§ Directions for this task: Retype every entry exactly, character for character.

# Start of Extracted data

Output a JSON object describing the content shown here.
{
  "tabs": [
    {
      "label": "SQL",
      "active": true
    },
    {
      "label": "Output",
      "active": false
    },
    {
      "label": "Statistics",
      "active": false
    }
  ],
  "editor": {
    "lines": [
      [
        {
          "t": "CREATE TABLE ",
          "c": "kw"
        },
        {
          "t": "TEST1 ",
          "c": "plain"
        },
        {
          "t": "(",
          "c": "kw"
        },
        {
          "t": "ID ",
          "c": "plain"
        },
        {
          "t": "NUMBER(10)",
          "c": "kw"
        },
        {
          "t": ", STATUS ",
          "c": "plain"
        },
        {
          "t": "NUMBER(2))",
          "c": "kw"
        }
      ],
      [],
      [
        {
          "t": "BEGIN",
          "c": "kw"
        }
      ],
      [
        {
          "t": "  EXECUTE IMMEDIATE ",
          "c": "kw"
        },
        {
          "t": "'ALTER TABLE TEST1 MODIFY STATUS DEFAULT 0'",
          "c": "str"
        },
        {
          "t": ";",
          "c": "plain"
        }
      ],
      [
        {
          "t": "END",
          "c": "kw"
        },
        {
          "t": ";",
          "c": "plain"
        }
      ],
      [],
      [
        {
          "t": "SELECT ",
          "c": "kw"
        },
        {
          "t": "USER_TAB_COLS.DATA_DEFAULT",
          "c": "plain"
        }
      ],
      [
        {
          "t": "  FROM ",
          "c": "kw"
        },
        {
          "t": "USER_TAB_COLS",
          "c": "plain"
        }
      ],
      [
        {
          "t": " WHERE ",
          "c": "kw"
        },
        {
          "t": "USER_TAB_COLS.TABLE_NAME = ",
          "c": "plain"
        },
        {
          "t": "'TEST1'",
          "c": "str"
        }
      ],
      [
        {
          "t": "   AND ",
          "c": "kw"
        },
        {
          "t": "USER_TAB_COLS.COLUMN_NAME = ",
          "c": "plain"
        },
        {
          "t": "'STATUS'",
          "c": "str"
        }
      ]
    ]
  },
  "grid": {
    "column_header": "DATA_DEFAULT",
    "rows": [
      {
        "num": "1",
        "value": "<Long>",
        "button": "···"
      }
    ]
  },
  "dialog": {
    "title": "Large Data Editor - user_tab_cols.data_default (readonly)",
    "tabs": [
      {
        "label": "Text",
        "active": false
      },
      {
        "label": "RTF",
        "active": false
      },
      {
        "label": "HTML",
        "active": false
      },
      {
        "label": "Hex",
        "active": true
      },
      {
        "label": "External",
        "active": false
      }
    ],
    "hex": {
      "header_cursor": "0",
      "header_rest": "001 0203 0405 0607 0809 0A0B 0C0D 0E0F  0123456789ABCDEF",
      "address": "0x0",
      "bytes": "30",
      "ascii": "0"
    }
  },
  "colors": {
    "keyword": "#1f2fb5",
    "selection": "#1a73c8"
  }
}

# End of Extracted data

§ Solution to this problem:
Output a JSON object describing the content shown here.
{
  "tabs": [
    {
      "label": "SQL",
      "active": true
    },
    {
      "label": "Output",
      "active": false
    },
    {
      "label": "Statistics",
      "active": false
    }
  ],
  "editor": {
    "lines": [
      [
        {
          "t": "CREATE TABLE ",
          "c": "kw"
        },
        {
          "t": "TEST1 ",
          "c": "plain"
        },
        {
          "t": "(",
          "c": "kw"
        },
        {
          "t": "ID ",
          "c": "plain"
        },
        {
          "t": "NUMBER(10)",
          "c": "kw"
        },
        {
          "t": ", STATUS ",
          "c": "plain"
        },
        {
          "t": "NUMBER(2))",
          "c": "kw"
        }
      ],
      [],
      [
        {
          "t": "BEGIN",
          "c": "kw"
        }
      ],
      [
        {
          "t": "  EXECUTE IMMEDIATE ",
          "c": "kw"
        },
        {
          "t": "'ALTER TABLE TEST1 MODIFY STATUS DEFAULT 0'",
          "c": "str"
        },
        {
          "t": ";",
          "c": "plain"
        }
      ],
      [
        {
          "t": "END",
          "c": "kw"
        },
        {
          "t": ";",
          "c": "plain"
        }
      ],
      [],
      [
        {
          "t": "SELECT ",
          "c": "kw"
        },
        {
          "t": "USER_TAB_COLS.DATA_DEFAULT",
          "c": "plain"
        }
      ],
      [
        {
          "t": "  FROM ",
          "c": "kw"
        },
        {
          "t": "USER_TAB_COLS",
          "c": "plain"
        }
      ],
      [
        {
          "t": " WHERE ",
          "c": "kw"
        },
        {
          "t": "USER_TAB_COLS.TABLE_NAME = ",
          "c": "plain"
        },
        {
          "t": "'TEST1'",
          "c": "str"
        }
      ],
      [
        {
          "t": "   AND ",
          "c": "kw"
        },
        {
          "t": "USER_TAB_COLS.COLUMN_NAME = ",
          "c": "plain"
        },
        {
          "t": "'STATUS'",
          "c": "str"
        }
      ]
    ]
  },
  "grid": {
    "column_header": "DATA_DEFAULT",
    "rows": [
      {
        "num": "1",
        "value": "<Long>",
        "button": "···"
      }
    ]
  },
  "dialog": {
    "title": "Large Data Editor - user_tab_cols.data_default (readonly)",
    "tabs": [
      {
        "label": "Text",
        "active": false
      },
      {
        "label": "RTF",
        "active": false
      },
      {
        "label": "HTML",
        "active": false
      },
      {
        "label": "Hex",
        "active": true
      },
      {
        "label": "External",
        "active": false
      }
    ],
    "hex": {
      "header_cursor": "0",
      "header_rest": "001 0203 0405 0607 0809 0A0B 0C0D 0E0F  0123456789ABCDEF",
      "address": "0x0",
      "bytes": "30",
      "ascii": "0"
    }
  },
  "colors": {
    "keyword": "#1f2fb5",
    "selection": "#1a73c8"
  }
}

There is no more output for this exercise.